= Objective =
Output every line below without omitting or altering anything.
+--
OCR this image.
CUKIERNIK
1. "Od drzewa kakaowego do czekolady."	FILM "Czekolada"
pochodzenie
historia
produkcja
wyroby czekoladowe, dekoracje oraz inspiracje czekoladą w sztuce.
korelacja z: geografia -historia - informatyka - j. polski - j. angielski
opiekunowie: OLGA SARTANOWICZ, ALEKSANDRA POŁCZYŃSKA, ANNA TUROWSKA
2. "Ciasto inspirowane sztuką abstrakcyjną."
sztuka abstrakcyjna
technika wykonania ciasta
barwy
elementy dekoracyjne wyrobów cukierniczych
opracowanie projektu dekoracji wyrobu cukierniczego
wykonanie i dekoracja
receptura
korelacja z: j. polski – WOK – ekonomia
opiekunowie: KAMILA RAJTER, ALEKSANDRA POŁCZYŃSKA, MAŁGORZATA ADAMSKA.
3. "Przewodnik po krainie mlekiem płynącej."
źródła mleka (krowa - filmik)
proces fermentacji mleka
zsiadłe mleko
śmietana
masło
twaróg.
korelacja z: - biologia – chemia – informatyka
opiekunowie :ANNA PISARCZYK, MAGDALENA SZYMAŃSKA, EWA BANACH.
+--
= Expected answer =
OCR this image.
CUKIERNIK
1. "Od drzewa kakaowego do czekolady."	FILM "Czekolada"
pochodzenie
historia
produkcja
wyroby czekoladowe, dekoracje oraz inspiracje czekoladą w sztuce.
korelacja z: geografia -historia - informatyka - j. polski - j. angielski
opiekunowie: OLGA SARTANOWICZ, ALEKSANDRA POŁCZYŃSKA, ANNA TUROWSKA
2. "Ciasto inspirowane sztuką abstrakcyjną."
sztuka abstrakcyjna
technika wykonania ciasta
barwy
elementy dekoracyjne wyrobów cukierniczych
opracowanie projektu dekoracji wyrobu cukierniczego
wykonanie i dekoracja
receptura
korelacja z: j. polski – WOK – ekonomia
opiekunowie: KAMILA RAJTER, ALEKSANDRA POŁCZYŃSKA, MAŁGORZATA ADAMSKA.
3. "Przewodnik po krainie mlekiem płynącej."
źródła mleka (krowa - filmik)
proces fermentacji mleka
zsiadłe mleko
śmietana
masło
twaróg.
korelacja z: - biologia – chemia – informatyka
opiekunowie :ANNA PISARCZYK, MAGDALENA SZYMAŃSKA, EWA BANACH.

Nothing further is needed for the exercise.